**Stored data:**
....................

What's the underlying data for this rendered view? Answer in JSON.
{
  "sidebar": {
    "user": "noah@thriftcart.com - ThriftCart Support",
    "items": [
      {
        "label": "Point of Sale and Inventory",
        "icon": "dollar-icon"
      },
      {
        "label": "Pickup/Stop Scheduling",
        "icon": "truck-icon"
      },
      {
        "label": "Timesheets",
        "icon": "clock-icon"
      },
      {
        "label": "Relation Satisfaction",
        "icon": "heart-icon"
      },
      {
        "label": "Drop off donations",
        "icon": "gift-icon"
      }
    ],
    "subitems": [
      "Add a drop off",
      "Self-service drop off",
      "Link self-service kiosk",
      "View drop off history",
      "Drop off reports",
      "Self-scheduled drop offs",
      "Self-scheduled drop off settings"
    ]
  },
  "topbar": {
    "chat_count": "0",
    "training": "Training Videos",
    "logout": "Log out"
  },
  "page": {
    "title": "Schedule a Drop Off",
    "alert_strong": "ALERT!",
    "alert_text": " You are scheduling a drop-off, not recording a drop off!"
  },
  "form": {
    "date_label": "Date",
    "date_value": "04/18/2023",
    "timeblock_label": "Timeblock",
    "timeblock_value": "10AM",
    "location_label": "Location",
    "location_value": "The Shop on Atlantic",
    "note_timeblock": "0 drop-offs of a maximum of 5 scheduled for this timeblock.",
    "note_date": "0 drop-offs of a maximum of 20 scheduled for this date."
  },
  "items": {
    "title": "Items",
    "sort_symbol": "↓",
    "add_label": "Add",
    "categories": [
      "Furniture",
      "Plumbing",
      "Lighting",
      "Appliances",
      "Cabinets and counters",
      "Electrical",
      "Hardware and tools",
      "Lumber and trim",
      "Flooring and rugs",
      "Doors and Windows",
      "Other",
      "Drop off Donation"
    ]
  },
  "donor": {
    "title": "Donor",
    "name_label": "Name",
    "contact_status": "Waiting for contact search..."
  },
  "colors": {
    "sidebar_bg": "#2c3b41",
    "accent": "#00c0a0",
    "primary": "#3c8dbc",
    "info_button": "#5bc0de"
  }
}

....................

**What is expected:** Your answer should be a single number: the count of lines that contain "service".

**Answer for the task:** 2